• STATED GOAL: Extract each line containing the string "经公司领导层考核评".

• RECORDS:
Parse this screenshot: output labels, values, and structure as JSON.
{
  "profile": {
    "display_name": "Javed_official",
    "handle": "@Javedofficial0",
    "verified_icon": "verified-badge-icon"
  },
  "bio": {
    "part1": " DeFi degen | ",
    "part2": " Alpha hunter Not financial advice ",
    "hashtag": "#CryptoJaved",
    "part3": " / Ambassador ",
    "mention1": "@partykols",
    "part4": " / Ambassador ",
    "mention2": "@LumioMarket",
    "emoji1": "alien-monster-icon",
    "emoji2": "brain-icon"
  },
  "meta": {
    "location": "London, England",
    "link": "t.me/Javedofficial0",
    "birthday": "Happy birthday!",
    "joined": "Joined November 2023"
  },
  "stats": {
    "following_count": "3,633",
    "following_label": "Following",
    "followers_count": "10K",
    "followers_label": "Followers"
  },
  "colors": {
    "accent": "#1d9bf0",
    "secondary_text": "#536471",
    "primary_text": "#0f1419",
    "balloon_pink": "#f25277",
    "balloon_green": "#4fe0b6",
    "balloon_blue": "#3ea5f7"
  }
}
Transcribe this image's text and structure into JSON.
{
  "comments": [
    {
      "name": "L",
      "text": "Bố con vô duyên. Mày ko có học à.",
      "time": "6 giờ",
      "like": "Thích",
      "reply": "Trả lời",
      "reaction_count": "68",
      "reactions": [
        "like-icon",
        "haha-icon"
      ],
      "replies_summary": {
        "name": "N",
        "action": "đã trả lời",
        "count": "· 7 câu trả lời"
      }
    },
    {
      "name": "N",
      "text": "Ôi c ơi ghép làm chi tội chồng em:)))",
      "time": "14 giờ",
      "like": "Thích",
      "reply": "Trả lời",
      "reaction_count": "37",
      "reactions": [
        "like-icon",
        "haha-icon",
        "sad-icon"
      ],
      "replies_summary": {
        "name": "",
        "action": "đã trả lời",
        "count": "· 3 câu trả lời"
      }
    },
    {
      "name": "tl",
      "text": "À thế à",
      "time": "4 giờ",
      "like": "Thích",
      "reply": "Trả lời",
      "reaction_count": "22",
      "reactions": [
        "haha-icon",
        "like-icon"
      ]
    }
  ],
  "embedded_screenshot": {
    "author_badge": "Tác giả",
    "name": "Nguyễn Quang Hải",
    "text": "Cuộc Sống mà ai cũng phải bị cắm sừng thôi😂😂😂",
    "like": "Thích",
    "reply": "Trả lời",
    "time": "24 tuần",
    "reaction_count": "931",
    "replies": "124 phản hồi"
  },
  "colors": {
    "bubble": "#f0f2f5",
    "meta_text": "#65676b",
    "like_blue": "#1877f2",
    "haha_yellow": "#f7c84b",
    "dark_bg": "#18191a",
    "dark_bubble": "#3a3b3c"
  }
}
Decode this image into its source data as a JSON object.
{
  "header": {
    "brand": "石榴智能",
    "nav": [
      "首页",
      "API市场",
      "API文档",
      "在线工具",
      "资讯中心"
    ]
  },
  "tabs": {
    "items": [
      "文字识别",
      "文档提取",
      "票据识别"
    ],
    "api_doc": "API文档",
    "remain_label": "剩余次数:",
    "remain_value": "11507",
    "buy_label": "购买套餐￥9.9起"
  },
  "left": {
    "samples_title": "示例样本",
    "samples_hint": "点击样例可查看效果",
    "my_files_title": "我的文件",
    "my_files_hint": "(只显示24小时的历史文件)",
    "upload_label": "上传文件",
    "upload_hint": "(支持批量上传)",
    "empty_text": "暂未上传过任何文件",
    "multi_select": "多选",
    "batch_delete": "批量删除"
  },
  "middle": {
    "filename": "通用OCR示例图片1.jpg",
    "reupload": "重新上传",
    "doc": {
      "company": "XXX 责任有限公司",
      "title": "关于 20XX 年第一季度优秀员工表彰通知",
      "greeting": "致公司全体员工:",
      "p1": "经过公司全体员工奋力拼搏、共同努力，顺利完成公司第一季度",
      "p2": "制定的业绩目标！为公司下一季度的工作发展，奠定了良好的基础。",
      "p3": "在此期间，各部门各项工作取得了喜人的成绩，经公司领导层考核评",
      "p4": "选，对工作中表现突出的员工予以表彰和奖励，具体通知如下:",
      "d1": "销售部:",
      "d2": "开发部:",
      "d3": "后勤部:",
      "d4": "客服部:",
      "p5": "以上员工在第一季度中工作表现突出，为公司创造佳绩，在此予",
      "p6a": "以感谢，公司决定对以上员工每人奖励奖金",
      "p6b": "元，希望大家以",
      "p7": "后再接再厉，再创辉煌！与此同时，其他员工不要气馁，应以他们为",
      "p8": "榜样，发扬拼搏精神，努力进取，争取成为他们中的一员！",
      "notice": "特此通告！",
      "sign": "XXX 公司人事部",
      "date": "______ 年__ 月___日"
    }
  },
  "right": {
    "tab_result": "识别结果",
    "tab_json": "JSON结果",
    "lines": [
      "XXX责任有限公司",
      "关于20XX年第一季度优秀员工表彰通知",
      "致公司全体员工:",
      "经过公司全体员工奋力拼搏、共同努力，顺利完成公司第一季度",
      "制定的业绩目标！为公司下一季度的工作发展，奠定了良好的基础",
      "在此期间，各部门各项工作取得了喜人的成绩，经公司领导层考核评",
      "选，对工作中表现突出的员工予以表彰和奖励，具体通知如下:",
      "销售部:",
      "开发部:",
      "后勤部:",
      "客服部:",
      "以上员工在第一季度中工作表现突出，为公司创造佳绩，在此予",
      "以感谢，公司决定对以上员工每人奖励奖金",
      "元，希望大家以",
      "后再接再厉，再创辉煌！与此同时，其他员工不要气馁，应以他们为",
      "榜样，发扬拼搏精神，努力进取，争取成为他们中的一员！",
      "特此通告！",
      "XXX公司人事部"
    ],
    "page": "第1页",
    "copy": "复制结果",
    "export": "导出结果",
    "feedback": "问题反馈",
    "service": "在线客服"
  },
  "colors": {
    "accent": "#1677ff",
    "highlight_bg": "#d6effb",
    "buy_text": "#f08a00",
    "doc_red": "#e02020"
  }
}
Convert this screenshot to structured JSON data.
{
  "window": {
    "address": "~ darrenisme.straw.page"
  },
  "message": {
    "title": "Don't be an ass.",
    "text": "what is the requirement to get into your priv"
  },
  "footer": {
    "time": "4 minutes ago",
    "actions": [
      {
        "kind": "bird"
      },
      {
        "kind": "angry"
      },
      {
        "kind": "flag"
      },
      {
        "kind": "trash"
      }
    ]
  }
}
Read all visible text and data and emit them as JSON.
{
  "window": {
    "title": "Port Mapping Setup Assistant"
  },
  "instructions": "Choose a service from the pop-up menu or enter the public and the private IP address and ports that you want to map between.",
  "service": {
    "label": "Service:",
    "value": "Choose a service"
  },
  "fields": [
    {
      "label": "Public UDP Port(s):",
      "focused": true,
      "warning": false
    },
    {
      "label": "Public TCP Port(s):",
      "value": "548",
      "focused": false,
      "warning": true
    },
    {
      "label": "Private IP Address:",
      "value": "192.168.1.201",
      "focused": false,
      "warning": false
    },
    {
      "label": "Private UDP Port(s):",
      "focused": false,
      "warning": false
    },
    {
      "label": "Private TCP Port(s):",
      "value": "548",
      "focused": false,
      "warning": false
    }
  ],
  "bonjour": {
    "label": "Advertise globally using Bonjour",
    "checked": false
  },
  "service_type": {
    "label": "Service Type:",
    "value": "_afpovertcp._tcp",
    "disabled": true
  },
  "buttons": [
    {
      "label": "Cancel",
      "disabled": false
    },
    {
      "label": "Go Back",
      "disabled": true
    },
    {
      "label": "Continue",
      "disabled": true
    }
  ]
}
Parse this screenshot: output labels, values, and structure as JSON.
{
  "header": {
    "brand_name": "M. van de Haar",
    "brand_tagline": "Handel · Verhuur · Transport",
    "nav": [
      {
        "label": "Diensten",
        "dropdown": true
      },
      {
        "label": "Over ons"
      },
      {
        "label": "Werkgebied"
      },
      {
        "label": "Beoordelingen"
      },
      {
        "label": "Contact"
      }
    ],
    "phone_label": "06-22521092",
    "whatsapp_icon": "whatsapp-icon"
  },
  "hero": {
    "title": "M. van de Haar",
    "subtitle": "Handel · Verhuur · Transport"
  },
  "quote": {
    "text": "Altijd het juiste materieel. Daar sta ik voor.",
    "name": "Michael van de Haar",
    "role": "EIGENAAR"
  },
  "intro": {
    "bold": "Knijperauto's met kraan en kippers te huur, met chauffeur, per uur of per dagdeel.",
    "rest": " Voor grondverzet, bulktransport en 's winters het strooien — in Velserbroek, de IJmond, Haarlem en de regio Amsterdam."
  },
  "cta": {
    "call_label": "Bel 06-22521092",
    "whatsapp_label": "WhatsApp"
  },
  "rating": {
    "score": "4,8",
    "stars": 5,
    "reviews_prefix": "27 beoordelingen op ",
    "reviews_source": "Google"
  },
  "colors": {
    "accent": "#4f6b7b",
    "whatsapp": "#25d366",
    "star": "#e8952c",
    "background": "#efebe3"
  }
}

• EXPECTED ANSWER:
      "p3": "在此期间，各部门各项工作取得了喜人的成绩，经公司领导层考核评",
      "在此期间，各部门各项工作取得了喜人的成绩，经公司领导层考核评",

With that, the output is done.